Copy each line below exactly and leave the pictures out.

Source records >>
## Start

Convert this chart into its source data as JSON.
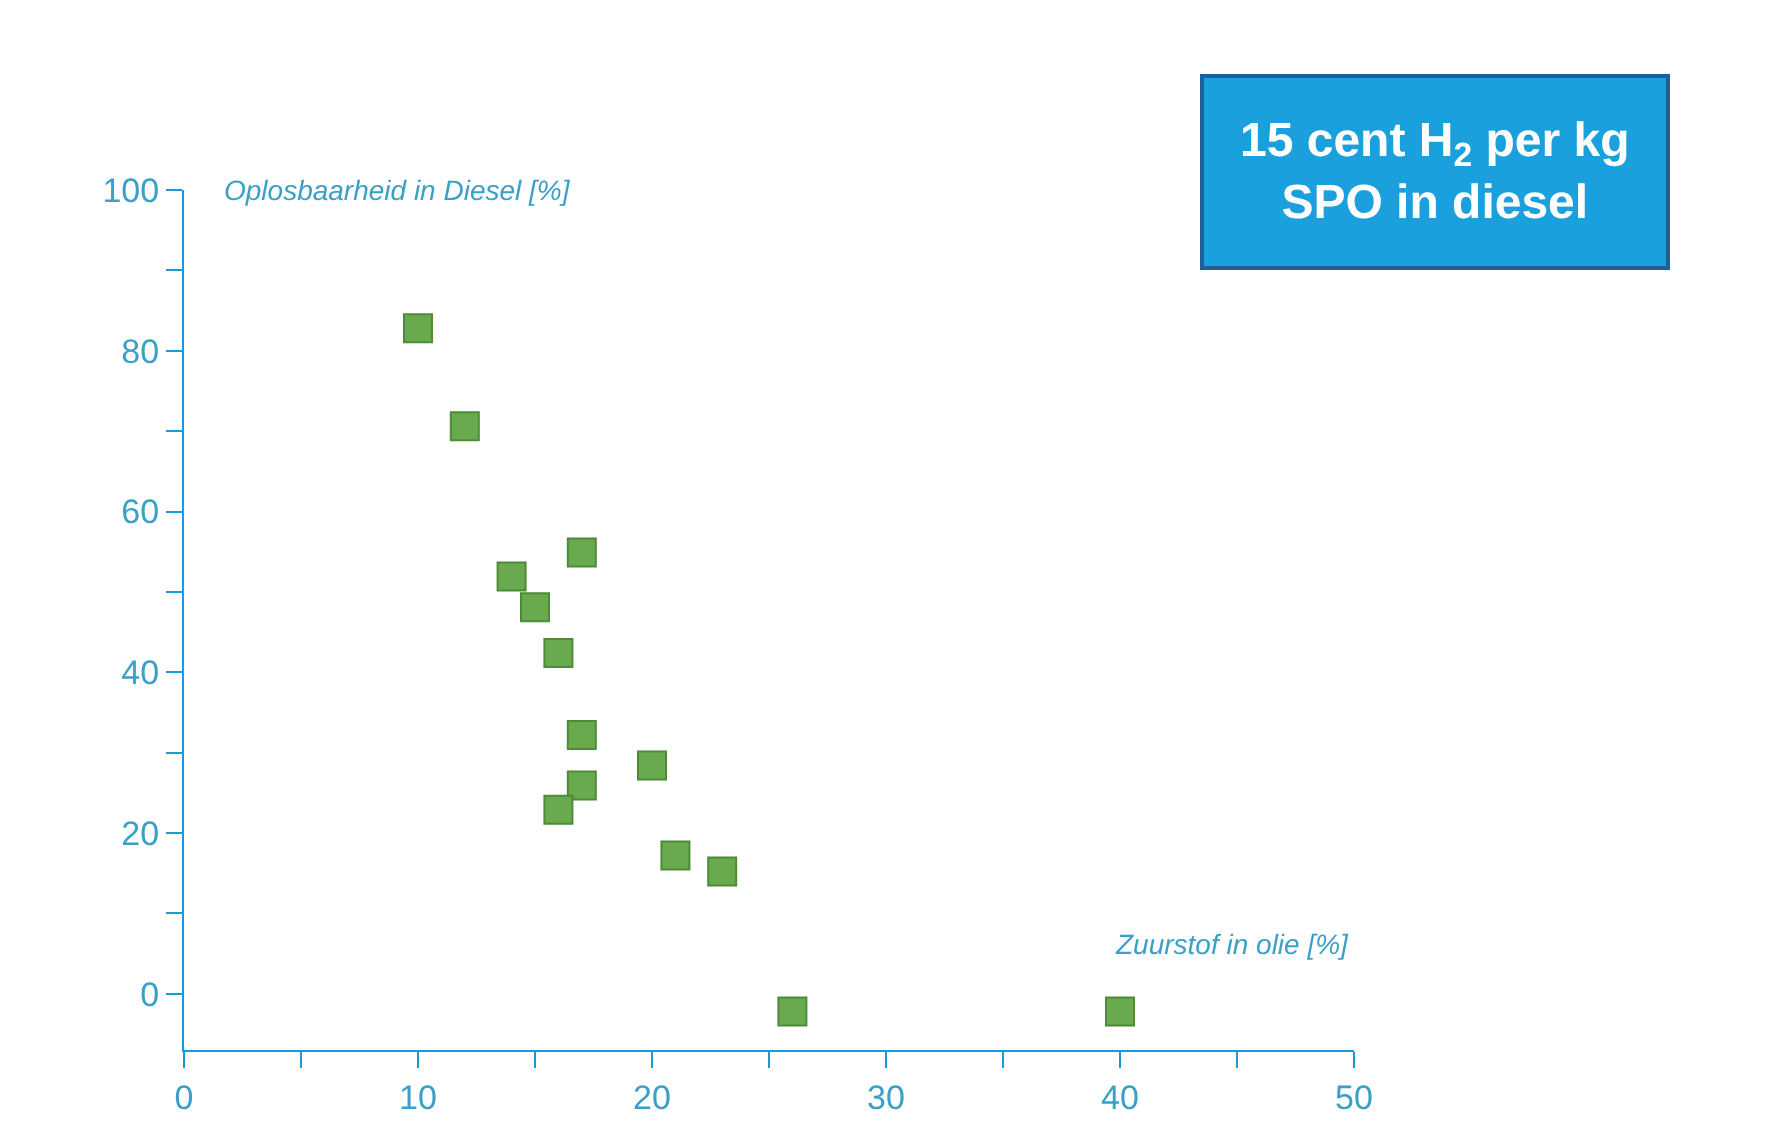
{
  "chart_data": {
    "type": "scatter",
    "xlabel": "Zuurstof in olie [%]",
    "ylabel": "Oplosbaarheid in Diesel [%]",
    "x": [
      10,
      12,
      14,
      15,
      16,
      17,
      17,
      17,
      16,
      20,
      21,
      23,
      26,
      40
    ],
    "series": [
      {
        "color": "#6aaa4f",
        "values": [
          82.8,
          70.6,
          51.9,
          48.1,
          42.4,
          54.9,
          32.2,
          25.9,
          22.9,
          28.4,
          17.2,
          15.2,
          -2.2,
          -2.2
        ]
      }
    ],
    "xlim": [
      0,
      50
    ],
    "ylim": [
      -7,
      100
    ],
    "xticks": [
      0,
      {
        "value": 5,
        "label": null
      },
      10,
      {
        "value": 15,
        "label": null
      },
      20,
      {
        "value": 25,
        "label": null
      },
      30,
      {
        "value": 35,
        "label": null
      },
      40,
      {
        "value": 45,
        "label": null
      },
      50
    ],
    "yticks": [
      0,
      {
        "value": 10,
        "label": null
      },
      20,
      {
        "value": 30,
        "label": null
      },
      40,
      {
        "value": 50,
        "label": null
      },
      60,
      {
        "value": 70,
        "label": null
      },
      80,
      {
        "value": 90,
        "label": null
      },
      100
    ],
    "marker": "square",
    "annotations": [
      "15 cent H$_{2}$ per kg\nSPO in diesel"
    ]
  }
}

## End

TASK SOLUTION >>
Convert this chart into its source data as JSON.
{
  "chart_data": {
    "type": "scatter",
    "xlabel": "Zuurstof in olie [%]",
    "ylabel": "Oplosbaarheid in Diesel [%]",
    "x": [
      10,
      12,
      14,
      15,
      16,
      17,
      17,
      17,
      16,
      20,
      21,
      23,
      26,
      40
    ],
    "series": [
      {
        "color": "#6aaa4f",
        "values": [
          82.8,
          70.6,
          51.9,
          48.1,
          42.4,
          54.9,
          32.2,
          25.9,
          22.9,
          28.4,
          17.2,
          15.2,
          -2.2,
          -2.2
        ]
      }
    ],
    "xlim": [
      0,
      50
    ],
    "ylim": [
      -7,
      100
    ],
    "xticks": [
      0,
      {
        "value": 5,
        "label": null
      },
      10,
      {
        "value": 15,
        "label": null
      },
      20,
      {
        "value": 25,
        "label": null
      },
      30,
      {
        "value": 35,
        "label": null
      },
      40,
      {
        "value": 45,
        "label": null
      },
      50
    ],
    "yticks": [
      0,
      {
        "value": 10,
        "label": null
      },
      20,
      {
        "value": 30,
        "label": null
      },
      40,
      {
        "value": 50,
        "label": null
      },
      60,
      {
        "value": 70,
        "label": null
      },
      80,
      {
        "value": 90,
        "label": null
      },
      100
    ],
    "marker": "square",
    "annotations": [
      "15 cent H$_{2}$ per kg\nSPO in diesel"
    ]
  }
}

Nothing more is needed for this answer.